(Raw records)
------------------------------------
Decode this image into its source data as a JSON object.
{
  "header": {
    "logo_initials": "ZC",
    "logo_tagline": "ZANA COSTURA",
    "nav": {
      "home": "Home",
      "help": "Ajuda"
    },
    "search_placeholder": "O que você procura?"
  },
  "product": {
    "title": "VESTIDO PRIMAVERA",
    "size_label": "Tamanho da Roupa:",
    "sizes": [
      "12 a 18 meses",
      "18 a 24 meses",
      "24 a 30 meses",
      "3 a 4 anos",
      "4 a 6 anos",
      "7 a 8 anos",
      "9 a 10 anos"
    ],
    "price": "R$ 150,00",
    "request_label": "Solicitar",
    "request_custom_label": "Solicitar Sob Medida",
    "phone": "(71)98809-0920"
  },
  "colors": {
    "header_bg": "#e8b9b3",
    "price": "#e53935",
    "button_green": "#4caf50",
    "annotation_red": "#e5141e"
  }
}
------------------------------------
▶ WHAT IS NEEDED
Write out every entry above, word for word.

▶ FULL OUTPUT
Decode this image into its source data as a JSON object.
{
  "header": {
    "logo_initials": "ZC",
    "logo_tagline": "ZANA COSTURA",
    "nav": {
      "home": "Home",
      "help": "Ajuda"
    },
    "search_placeholder": "O que você procura?"
  },
  "product": {
    "title": "VESTIDO PRIMAVERA",
    "size_label": "Tamanho da Roupa:",
    "sizes": [
      "12 a 18 meses",
      "18 a 24 meses",
      "24 a 30 meses",
      "3 a 4 anos",
      "4 a 6 anos",
      "7 a 8 anos",
      "9 a 10 anos"
    ],
    "price": "R$ 150,00",
    "request_label": "Solicitar",
    "request_custom_label": "Solicitar Sob Medida",
    "phone": "(71)98809-0920"
  },
  "colors": {
    "header_bg": "#e8b9b3",
    "price": "#e53935",
    "button_green": "#4caf50",
    "annotation_red": "#e5141e"
  }
}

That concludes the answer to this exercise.